● Recorded information
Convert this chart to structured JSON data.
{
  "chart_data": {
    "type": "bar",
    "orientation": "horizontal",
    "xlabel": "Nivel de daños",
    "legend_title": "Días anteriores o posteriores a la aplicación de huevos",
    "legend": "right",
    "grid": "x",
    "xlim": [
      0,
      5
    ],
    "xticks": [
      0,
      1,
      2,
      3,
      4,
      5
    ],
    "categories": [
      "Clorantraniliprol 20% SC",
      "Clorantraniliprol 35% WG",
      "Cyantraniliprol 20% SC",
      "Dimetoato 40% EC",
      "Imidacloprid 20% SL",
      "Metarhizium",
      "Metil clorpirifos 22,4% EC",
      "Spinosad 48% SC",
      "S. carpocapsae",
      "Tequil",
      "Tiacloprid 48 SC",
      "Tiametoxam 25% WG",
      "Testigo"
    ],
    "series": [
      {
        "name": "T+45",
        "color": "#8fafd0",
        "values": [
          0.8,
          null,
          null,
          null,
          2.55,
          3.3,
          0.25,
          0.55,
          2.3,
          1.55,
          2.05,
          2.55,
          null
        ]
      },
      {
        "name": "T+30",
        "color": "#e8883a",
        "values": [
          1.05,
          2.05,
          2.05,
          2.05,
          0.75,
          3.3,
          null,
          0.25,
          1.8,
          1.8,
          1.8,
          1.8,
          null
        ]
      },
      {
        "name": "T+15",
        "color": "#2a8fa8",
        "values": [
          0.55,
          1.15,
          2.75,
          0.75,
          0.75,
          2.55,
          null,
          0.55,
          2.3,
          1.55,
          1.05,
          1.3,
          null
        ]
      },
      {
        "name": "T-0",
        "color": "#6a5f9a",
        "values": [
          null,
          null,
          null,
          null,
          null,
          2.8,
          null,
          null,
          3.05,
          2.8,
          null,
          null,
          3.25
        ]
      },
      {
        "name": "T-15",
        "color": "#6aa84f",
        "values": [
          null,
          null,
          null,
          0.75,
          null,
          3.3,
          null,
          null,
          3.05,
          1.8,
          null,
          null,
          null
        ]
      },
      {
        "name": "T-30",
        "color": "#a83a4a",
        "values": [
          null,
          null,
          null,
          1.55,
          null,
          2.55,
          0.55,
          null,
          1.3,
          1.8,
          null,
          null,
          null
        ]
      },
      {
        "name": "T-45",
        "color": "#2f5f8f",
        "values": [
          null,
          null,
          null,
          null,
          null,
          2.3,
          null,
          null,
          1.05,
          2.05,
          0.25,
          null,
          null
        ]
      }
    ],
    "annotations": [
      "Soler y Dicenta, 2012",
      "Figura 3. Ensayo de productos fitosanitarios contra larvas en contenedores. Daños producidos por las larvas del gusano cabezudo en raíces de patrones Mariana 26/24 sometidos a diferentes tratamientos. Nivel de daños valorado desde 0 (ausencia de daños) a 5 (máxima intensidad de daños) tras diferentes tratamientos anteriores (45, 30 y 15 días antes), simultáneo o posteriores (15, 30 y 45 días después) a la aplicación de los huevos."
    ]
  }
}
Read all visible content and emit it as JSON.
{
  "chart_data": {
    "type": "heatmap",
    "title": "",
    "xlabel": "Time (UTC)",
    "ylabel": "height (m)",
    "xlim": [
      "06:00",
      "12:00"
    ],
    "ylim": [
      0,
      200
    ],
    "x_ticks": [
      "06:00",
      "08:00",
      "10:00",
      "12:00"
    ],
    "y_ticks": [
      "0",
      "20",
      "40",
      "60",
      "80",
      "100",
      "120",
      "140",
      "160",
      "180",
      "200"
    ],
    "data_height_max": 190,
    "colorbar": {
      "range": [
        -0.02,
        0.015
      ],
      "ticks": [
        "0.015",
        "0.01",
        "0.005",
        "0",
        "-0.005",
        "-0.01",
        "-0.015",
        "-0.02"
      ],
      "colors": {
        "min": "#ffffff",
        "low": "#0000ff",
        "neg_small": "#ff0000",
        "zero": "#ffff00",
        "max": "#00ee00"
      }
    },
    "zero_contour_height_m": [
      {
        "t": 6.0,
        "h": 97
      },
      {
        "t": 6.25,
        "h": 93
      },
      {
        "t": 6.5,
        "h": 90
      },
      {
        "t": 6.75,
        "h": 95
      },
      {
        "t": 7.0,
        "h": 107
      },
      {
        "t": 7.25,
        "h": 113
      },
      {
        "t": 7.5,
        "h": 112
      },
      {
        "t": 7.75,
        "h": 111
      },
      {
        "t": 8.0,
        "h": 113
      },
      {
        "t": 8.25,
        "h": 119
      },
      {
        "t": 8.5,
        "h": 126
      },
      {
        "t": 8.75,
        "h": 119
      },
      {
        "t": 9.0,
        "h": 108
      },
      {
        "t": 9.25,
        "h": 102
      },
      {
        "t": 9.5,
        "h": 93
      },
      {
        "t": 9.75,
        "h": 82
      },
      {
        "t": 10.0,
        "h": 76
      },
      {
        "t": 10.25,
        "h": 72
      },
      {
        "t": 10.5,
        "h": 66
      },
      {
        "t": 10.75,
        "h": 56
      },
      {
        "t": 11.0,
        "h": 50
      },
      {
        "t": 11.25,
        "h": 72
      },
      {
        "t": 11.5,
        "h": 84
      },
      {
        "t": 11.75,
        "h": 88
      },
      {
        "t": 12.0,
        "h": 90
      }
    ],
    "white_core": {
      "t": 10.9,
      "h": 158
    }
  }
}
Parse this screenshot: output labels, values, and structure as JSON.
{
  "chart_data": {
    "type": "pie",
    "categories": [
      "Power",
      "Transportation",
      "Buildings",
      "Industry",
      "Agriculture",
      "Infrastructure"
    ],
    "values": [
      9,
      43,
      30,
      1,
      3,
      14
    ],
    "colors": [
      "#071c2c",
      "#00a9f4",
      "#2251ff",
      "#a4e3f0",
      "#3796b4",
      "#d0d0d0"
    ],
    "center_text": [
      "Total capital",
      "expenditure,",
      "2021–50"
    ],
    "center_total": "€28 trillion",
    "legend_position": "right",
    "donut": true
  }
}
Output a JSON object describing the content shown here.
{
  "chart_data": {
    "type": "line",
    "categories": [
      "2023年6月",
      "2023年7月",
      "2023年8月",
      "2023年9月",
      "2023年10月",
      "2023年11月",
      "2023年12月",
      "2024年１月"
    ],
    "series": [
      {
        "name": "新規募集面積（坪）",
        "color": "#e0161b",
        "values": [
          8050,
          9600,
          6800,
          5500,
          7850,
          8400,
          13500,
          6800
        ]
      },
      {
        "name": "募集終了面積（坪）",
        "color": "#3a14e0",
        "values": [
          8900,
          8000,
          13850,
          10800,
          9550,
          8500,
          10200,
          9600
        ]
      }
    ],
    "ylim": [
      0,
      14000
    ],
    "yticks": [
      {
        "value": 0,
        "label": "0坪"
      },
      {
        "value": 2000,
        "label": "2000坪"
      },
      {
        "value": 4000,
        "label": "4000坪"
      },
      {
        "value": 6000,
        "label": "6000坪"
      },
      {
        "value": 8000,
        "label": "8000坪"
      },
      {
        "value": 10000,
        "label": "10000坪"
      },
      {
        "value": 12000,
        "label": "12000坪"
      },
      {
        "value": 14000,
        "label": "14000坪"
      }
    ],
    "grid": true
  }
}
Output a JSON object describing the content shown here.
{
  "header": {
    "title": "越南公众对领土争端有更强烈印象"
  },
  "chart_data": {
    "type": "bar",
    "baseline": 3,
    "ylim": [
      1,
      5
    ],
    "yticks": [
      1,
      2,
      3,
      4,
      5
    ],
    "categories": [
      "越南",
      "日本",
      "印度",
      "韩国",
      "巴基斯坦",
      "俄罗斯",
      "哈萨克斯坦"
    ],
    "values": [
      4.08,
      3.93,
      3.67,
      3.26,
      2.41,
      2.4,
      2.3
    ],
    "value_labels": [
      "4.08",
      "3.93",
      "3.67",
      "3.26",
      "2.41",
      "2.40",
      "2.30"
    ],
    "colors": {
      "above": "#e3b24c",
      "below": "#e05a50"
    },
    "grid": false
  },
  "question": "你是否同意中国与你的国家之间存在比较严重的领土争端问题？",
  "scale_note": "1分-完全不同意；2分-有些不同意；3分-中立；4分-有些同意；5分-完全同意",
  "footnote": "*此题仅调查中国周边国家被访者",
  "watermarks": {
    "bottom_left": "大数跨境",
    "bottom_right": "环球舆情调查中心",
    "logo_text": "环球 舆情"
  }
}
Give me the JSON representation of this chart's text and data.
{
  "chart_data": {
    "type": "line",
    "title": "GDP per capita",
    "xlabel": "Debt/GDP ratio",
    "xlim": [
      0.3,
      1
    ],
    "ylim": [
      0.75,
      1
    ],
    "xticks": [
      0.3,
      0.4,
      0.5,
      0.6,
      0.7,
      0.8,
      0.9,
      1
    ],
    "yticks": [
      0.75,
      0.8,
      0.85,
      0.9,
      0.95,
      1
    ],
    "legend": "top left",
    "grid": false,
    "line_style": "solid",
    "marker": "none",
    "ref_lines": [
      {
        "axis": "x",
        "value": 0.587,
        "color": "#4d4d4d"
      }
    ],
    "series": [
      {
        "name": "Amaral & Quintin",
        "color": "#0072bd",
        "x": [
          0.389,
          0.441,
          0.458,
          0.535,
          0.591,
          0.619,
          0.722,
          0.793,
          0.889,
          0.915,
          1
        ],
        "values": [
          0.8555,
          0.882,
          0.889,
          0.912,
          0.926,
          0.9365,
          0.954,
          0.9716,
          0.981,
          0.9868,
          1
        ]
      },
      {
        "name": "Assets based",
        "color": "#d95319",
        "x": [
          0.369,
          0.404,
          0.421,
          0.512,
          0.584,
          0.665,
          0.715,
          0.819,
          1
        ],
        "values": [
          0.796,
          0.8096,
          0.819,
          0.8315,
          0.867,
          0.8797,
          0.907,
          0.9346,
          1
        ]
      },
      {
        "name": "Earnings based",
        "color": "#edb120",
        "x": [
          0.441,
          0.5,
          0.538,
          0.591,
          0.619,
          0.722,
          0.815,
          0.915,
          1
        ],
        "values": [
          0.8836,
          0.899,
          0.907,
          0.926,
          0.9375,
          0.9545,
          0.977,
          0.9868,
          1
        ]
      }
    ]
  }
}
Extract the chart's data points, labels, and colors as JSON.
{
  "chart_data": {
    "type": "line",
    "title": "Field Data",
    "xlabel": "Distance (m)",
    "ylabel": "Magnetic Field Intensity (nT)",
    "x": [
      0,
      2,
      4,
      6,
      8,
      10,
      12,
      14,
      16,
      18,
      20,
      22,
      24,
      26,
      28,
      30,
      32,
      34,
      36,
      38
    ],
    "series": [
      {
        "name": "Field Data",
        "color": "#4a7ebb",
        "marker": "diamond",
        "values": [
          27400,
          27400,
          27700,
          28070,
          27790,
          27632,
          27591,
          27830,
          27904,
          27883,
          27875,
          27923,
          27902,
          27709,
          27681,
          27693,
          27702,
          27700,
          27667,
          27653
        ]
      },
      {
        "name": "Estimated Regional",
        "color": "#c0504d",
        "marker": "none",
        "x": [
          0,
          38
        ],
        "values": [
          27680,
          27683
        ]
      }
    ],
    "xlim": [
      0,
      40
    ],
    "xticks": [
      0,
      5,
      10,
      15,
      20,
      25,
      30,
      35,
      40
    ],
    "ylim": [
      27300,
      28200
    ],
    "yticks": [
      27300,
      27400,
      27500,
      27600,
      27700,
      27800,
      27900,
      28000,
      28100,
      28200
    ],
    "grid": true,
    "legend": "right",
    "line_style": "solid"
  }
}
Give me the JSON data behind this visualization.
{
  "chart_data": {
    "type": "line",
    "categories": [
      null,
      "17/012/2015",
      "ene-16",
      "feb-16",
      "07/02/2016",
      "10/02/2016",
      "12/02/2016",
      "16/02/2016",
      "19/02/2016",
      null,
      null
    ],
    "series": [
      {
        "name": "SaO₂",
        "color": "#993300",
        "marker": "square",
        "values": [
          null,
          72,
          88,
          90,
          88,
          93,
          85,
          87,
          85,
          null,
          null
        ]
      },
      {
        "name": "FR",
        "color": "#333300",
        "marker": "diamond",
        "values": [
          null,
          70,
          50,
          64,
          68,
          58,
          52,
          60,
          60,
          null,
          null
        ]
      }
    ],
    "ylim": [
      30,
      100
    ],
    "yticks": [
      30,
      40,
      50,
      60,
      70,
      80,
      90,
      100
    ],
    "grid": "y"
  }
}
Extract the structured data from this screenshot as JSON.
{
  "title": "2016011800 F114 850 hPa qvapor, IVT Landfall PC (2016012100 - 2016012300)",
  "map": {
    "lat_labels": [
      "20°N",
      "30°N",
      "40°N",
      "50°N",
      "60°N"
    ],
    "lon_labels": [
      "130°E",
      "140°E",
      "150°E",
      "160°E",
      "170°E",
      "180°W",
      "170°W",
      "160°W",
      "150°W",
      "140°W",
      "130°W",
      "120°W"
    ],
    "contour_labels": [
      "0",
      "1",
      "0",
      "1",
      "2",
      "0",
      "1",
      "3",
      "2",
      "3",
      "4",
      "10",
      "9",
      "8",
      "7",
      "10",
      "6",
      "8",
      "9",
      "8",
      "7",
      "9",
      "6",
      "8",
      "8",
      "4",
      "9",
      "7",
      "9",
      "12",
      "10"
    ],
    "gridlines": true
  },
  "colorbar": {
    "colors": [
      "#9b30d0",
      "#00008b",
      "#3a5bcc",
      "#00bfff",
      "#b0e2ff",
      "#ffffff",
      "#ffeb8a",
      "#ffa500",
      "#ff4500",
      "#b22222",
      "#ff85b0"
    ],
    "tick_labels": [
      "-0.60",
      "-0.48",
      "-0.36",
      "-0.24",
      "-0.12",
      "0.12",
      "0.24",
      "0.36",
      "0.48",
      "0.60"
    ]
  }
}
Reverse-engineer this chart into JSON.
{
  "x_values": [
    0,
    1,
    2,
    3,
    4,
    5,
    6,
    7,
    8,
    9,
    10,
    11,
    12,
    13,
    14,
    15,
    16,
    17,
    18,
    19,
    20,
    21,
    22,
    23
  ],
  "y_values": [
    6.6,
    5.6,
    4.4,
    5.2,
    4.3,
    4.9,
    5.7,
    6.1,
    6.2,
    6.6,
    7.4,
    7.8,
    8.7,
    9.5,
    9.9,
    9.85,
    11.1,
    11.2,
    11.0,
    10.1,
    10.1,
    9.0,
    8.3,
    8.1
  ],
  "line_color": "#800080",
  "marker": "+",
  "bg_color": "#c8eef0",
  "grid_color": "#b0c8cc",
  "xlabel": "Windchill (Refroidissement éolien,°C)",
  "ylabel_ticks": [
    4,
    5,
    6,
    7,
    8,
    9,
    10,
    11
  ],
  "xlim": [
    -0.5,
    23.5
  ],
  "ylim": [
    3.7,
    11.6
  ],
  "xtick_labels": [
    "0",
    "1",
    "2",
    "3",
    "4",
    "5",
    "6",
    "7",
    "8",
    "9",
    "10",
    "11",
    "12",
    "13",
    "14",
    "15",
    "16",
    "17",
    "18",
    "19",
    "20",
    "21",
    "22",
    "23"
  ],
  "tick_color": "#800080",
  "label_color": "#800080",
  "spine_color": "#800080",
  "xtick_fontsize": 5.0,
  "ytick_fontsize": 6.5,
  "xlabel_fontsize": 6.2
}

● What the task asks
Tally the lines of the listing in which the word "Extract" occurs, and state the total alone.

● Correct result
2